Pull every line containing the word "name" from the records.
>> start
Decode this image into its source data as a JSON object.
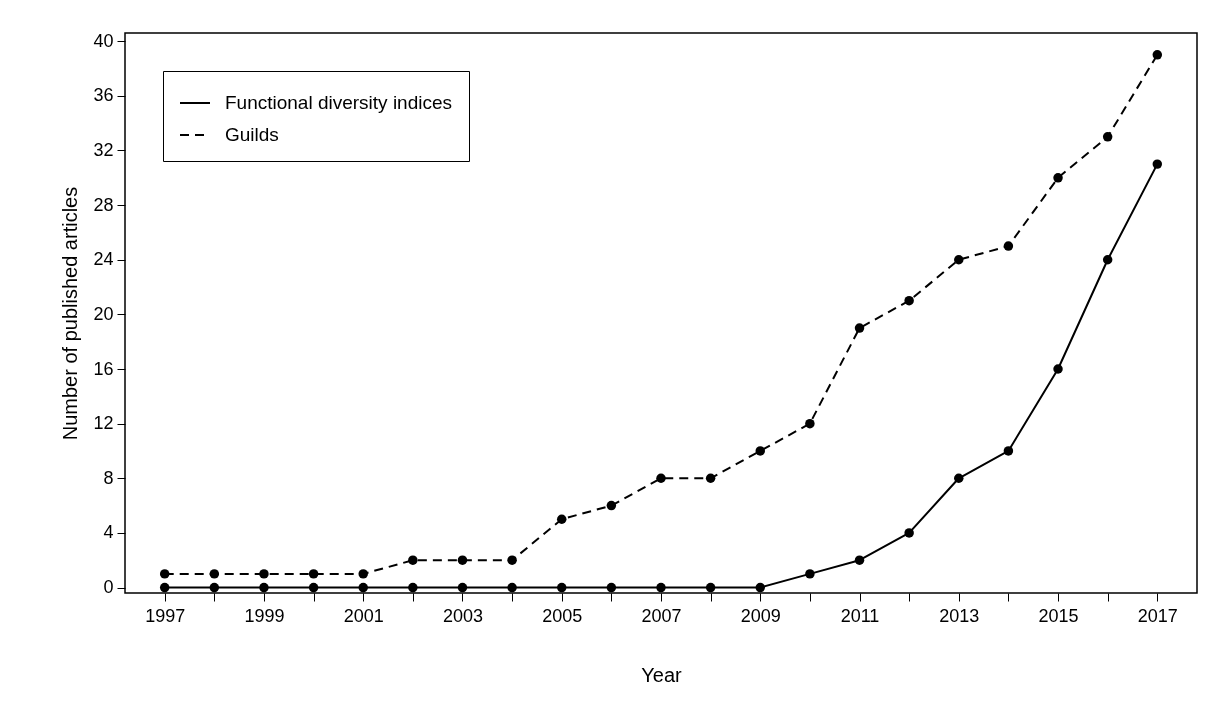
{
  "chart_data": {
    "type": "line",
    "xlabel": "Year",
    "ylabel": "Number of published articles",
    "x": [
      1997,
      1998,
      1999,
      2000,
      2001,
      2002,
      2003,
      2004,
      2005,
      2006,
      2007,
      2008,
      2009,
      2010,
      2011,
      2012,
      2013,
      2014,
      2015,
      2016,
      2017
    ],
    "series": [
      {
        "name": "Functional diversity indices",
        "color": "#000000",
        "line_style": "solid",
        "values": [
          0,
          0,
          0,
          0,
          0,
          0,
          0,
          0,
          0,
          0,
          0,
          0,
          0,
          1,
          2,
          4,
          8,
          10,
          16,
          24,
          31
        ]
      },
      {
        "name": "Guilds",
        "color": "#000000",
        "line_style": "dashed",
        "values": [
          1,
          1,
          1,
          1,
          1,
          2,
          2,
          2,
          5,
          6,
          8,
          8,
          10,
          12,
          19,
          21,
          24,
          25,
          30,
          33,
          39
        ]
      }
    ],
    "xlim": [
      1996.2,
      2017.8
    ],
    "xticks": [
      1997,
      {
        "value": 1998,
        "label": null
      },
      1999,
      {
        "value": 2000,
        "label": null
      },
      2001,
      {
        "value": 2002,
        "label": null
      },
      2003,
      {
        "value": 2004,
        "label": null
      },
      2005,
      {
        "value": 2006,
        "label": null
      },
      2007,
      {
        "value": 2008,
        "label": null
      },
      2009,
      {
        "value": 2010,
        "label": null
      },
      2011,
      {
        "value": 2012,
        "label": null
      },
      2013,
      {
        "value": 2014,
        "label": null
      },
      2015,
      {
        "value": 2016,
        "label": null
      },
      2017
    ],
    "ylim": [
      -0.4,
      40.6
    ],
    "yticks": [
      0,
      4,
      8,
      12,
      16,
      20,
      24,
      28,
      32,
      36,
      40
    ],
    "marker": "circle",
    "grid": false,
    "legend": "top left"
  }
}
>> end
(Solution to the exercise):
        "name": "Functional diversity indices",
        "name": "Guilds",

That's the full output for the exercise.